- _What the task asks_
Show all lines holding "JSON".

- _Given data_
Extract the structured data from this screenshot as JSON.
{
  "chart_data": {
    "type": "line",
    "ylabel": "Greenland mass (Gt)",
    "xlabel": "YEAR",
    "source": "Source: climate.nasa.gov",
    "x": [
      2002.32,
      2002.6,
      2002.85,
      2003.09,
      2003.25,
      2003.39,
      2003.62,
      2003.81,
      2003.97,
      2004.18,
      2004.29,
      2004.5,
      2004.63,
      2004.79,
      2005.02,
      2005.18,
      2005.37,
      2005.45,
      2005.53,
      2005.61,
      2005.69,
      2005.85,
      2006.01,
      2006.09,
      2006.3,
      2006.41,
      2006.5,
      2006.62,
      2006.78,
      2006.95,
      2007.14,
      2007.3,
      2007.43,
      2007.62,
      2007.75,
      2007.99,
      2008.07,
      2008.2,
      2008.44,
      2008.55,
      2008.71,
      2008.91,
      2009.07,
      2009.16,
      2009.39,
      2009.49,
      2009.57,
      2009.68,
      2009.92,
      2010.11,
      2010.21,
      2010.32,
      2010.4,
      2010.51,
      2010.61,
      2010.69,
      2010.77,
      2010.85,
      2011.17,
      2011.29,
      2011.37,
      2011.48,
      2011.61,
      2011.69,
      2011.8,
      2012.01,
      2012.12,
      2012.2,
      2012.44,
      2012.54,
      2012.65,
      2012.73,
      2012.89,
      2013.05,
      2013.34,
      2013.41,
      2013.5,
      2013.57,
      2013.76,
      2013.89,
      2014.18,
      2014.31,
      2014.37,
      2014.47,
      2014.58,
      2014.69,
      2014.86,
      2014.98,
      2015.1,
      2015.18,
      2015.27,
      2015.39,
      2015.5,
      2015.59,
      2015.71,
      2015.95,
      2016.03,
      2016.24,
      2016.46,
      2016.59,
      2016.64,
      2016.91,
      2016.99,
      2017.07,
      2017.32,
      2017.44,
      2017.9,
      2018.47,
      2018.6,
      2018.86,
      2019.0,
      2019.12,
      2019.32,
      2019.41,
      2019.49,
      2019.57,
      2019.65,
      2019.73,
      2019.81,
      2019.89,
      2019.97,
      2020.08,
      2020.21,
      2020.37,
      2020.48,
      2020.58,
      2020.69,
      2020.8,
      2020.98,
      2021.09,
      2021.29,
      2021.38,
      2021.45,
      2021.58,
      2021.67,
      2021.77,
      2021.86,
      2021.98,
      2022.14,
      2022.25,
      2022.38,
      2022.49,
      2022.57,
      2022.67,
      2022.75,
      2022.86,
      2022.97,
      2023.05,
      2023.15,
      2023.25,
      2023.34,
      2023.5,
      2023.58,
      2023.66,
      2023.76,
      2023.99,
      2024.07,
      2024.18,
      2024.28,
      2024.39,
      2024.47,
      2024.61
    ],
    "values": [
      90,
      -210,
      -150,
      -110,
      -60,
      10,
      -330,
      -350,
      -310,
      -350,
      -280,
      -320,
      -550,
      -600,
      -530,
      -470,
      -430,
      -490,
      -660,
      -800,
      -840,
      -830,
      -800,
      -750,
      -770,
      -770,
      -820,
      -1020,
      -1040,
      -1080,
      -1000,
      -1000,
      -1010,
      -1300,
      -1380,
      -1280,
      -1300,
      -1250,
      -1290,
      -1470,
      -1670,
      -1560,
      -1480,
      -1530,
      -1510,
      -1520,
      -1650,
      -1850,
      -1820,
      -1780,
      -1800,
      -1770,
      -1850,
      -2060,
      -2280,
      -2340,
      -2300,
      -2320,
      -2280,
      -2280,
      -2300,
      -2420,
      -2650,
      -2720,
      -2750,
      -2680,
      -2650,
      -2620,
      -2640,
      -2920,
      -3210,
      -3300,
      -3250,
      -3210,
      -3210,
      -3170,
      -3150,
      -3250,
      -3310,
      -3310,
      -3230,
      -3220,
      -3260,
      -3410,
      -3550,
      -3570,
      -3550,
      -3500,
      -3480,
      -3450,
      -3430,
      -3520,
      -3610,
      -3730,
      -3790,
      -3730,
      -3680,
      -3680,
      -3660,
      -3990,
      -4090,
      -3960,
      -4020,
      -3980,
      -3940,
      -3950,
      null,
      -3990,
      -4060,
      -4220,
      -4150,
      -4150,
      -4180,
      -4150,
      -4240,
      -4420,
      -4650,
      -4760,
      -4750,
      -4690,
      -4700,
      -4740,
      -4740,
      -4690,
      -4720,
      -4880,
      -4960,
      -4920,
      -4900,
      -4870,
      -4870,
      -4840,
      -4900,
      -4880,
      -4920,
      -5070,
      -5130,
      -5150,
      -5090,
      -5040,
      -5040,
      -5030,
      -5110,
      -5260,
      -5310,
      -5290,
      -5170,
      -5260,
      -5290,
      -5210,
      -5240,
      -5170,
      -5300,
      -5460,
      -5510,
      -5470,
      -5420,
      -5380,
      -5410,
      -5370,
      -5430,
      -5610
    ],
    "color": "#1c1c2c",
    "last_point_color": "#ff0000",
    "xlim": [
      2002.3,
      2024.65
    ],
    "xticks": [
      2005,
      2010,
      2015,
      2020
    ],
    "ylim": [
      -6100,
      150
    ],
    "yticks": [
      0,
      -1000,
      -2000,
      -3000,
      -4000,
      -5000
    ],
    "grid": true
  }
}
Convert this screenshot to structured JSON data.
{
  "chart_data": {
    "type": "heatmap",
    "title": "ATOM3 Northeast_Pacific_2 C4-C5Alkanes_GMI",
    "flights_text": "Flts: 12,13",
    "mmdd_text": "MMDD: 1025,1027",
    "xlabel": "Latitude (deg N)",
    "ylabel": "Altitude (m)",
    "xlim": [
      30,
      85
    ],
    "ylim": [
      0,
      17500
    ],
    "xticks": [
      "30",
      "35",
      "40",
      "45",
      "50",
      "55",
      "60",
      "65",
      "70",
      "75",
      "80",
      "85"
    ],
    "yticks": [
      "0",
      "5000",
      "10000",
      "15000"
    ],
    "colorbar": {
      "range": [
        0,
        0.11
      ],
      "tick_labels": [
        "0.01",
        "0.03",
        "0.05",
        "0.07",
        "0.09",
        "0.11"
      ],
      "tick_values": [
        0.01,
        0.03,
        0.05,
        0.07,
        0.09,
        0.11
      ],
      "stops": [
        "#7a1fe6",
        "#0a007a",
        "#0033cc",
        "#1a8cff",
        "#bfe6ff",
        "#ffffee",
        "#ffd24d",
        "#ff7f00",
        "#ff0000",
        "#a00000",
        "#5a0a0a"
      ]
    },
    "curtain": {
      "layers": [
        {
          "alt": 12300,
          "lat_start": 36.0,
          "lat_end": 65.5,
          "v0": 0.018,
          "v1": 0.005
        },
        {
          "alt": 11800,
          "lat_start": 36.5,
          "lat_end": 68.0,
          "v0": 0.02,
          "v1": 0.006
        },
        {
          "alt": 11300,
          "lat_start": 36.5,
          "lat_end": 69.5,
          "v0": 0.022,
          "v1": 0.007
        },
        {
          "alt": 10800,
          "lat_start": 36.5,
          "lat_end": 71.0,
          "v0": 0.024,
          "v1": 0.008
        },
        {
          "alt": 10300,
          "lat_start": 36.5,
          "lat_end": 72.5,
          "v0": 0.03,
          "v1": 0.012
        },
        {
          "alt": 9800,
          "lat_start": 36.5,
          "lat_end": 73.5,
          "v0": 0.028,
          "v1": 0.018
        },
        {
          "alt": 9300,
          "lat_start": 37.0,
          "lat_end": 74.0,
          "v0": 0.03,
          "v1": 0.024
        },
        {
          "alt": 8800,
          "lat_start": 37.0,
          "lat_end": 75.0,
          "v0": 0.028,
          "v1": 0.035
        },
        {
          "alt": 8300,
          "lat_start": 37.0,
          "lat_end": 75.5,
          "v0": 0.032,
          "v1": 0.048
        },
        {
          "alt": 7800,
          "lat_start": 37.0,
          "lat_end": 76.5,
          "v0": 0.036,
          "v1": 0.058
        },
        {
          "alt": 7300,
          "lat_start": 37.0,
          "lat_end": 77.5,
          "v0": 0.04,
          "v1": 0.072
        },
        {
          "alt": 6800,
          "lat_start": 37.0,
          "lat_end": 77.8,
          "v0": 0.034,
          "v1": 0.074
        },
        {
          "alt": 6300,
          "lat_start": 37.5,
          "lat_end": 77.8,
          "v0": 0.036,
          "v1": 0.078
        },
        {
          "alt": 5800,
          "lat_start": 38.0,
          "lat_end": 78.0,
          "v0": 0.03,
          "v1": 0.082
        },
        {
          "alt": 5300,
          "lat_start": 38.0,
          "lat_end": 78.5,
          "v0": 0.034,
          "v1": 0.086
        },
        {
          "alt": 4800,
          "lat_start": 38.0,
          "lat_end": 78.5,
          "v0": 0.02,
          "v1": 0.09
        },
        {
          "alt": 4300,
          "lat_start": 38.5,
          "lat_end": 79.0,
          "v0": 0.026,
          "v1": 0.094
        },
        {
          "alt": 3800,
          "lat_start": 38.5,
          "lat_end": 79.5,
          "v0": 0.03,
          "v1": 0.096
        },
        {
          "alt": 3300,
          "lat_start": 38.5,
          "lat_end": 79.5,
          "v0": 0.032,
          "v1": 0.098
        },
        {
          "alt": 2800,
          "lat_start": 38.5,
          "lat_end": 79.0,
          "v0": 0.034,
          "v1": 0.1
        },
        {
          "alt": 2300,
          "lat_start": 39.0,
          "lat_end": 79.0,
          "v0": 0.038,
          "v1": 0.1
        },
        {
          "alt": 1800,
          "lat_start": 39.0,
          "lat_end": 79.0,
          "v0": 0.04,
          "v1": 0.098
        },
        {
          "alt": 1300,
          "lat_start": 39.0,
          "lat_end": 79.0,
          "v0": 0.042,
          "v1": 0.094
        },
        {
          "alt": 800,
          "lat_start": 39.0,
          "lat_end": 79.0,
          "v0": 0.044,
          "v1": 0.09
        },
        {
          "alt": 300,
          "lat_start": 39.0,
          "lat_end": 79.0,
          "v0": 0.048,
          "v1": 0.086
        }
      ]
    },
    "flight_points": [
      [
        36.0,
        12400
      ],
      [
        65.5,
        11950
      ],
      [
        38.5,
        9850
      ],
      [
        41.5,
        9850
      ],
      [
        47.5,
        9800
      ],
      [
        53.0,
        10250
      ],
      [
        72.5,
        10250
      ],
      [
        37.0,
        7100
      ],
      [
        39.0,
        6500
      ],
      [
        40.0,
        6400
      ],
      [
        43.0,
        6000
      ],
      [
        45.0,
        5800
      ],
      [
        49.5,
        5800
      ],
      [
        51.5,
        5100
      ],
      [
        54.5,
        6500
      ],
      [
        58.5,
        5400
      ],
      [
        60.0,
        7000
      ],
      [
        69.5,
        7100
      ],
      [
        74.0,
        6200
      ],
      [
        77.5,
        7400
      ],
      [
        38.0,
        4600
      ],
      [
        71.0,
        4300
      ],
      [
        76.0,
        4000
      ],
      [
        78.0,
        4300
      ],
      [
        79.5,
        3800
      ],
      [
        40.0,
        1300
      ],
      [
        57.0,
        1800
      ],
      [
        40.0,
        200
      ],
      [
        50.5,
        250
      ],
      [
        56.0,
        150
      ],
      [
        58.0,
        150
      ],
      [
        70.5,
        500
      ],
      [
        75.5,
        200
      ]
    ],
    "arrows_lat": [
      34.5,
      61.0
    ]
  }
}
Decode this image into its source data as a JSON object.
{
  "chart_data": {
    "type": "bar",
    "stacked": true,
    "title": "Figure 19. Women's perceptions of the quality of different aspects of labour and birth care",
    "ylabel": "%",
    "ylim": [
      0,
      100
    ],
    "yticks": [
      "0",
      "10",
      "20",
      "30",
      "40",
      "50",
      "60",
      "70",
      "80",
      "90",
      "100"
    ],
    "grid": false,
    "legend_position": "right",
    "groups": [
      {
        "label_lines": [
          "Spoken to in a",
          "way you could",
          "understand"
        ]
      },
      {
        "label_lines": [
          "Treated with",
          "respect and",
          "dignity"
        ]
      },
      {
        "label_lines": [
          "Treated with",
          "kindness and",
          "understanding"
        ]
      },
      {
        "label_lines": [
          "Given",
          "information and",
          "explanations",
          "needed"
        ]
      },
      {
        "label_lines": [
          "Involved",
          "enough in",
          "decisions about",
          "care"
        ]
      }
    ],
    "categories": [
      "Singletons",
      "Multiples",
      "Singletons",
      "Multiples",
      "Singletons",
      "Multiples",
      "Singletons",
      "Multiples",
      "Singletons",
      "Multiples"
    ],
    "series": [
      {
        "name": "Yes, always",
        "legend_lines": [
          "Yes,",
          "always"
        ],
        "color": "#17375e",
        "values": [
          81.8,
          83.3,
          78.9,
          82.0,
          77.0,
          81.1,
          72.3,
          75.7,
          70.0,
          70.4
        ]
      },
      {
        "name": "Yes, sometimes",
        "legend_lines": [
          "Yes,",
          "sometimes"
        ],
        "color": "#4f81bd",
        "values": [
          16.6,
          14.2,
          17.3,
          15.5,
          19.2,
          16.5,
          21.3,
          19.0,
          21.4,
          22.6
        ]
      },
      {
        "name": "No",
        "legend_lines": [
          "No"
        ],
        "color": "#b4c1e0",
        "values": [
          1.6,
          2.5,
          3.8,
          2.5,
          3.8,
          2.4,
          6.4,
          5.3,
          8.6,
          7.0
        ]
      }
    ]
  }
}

- _Solution for this problem_
Extract the structured data from this screenshot as JSON.
Convert this screenshot to structured JSON data.
Decode this image into its source data as a JSON object.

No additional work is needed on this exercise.